## Challenge
Gather every line of the entries that includes the word "watercress".

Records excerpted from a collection
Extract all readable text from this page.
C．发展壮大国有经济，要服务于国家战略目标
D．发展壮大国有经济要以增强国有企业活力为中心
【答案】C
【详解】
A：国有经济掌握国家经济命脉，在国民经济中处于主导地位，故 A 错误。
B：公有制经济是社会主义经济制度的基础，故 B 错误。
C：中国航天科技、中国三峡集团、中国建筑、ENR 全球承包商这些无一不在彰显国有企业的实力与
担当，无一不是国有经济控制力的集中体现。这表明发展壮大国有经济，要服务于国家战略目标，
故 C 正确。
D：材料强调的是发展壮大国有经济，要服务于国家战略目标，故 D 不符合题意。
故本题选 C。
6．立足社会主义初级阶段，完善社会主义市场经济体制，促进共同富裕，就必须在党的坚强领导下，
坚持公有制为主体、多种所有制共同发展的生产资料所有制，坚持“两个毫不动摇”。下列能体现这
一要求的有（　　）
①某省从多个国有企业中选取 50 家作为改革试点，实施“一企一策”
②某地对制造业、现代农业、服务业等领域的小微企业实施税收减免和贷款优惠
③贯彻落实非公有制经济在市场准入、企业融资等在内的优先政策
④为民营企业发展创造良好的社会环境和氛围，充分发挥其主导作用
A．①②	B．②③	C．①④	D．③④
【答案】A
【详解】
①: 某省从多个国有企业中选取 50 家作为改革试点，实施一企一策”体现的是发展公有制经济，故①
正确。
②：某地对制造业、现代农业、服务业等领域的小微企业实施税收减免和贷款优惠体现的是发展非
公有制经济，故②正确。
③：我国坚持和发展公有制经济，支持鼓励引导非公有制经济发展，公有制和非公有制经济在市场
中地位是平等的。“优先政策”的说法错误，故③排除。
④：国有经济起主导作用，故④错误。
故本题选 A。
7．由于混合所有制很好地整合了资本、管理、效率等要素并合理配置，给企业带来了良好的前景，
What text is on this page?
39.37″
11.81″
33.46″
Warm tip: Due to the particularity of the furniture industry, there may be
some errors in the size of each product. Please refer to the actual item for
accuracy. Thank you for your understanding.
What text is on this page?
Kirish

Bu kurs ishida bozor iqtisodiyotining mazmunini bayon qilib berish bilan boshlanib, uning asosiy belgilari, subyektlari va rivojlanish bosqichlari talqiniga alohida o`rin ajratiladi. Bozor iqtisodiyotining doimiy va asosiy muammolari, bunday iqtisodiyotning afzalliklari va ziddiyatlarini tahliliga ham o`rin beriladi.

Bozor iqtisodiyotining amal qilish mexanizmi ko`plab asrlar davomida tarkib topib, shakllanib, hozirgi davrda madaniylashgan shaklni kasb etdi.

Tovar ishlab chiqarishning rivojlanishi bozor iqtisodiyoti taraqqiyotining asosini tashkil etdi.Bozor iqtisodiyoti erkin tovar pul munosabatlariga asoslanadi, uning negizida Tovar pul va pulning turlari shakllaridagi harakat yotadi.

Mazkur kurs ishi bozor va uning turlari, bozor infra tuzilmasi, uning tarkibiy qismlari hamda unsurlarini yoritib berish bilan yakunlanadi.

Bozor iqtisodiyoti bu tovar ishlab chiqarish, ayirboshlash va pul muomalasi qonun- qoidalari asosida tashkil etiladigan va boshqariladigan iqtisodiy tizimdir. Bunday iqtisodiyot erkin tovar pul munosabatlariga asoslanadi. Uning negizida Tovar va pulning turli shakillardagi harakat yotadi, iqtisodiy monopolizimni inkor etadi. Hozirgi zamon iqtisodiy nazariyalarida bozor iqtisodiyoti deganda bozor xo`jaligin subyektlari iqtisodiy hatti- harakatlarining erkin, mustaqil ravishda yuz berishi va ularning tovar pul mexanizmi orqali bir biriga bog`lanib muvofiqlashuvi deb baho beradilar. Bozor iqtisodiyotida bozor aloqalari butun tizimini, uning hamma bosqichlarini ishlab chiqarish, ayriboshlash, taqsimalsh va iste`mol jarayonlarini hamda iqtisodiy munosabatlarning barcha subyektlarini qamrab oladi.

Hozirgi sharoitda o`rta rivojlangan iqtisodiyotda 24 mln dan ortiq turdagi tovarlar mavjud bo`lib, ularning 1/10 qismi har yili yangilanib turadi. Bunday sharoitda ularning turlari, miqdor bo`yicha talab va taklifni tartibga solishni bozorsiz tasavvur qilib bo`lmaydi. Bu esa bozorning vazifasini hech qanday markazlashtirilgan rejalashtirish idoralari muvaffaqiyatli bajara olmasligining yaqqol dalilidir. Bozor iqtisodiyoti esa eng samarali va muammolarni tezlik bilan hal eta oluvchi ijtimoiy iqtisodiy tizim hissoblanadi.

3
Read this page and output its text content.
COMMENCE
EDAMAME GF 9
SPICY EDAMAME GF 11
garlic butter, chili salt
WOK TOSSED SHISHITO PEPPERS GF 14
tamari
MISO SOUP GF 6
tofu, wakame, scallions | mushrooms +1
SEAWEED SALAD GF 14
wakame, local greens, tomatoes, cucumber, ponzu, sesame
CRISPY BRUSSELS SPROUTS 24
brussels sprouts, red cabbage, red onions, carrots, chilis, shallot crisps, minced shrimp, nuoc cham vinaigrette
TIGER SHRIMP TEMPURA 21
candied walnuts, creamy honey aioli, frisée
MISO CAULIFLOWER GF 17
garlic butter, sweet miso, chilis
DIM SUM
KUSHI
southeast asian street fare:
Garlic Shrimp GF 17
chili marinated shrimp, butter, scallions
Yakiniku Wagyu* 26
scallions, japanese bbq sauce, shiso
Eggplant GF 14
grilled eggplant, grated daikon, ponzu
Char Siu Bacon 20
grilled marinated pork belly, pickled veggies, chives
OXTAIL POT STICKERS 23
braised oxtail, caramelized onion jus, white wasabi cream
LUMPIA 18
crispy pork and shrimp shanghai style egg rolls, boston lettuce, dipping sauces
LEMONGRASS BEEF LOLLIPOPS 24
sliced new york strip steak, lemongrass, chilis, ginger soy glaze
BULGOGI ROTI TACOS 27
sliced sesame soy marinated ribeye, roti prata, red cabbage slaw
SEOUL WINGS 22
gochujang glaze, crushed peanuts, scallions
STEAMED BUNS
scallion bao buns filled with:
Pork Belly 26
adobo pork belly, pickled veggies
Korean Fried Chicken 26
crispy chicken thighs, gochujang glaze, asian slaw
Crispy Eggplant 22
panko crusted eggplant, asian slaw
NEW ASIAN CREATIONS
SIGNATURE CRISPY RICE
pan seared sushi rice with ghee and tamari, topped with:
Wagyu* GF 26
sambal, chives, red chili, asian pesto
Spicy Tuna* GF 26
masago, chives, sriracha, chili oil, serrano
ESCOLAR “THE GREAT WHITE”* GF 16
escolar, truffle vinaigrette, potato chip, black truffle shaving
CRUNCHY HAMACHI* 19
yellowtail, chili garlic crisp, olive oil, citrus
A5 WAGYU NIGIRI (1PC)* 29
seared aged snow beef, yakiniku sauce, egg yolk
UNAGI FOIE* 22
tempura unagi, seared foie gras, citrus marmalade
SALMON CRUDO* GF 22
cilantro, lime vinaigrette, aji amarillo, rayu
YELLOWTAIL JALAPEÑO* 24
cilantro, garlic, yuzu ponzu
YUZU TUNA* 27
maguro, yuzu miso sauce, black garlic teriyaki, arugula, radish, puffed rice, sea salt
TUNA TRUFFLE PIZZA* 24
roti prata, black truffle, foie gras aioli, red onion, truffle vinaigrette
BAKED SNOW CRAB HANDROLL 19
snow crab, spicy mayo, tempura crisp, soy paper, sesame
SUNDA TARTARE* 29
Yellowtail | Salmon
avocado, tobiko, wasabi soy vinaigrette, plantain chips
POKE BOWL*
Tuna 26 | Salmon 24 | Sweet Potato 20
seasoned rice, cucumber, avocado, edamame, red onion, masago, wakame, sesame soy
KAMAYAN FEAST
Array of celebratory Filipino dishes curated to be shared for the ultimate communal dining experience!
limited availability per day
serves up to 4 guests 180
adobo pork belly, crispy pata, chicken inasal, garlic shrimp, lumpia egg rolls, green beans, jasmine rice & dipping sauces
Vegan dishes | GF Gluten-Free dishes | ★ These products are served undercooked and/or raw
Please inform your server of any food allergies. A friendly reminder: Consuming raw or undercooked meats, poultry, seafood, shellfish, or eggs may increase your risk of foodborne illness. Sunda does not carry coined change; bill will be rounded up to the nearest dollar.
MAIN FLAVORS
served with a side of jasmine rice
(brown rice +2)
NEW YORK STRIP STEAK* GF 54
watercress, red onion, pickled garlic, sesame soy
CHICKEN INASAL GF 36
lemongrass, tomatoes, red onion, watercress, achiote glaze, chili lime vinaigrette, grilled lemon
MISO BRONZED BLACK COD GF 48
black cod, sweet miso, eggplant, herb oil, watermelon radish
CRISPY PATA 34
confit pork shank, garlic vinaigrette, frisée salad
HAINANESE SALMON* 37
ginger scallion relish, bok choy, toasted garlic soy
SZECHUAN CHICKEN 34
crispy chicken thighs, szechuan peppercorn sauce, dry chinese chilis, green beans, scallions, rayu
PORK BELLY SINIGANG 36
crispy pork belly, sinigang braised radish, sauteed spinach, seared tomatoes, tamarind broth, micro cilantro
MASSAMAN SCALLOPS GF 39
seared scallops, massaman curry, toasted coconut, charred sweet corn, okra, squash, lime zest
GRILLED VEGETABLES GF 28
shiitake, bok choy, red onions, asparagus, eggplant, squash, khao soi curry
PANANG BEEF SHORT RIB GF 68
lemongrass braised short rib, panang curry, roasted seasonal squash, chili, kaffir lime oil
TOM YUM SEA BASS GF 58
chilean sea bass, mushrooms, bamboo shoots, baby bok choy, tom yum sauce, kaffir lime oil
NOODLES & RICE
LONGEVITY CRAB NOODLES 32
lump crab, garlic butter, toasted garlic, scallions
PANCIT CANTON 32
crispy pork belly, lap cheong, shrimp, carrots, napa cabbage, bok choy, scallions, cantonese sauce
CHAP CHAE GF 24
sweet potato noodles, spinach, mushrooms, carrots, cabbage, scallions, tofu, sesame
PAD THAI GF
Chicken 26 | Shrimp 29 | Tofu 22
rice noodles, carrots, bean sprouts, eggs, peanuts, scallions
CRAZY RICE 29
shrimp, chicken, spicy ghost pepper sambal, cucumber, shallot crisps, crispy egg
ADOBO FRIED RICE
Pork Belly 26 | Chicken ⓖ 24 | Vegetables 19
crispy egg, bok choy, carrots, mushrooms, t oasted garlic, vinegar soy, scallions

## Response to the exercise
watercress, red onion, pickled garlic, sesame soy
lemongrass, tomatoes, red onion, watercress, achiote glaze, chili lime vinaigrette, grilled lemon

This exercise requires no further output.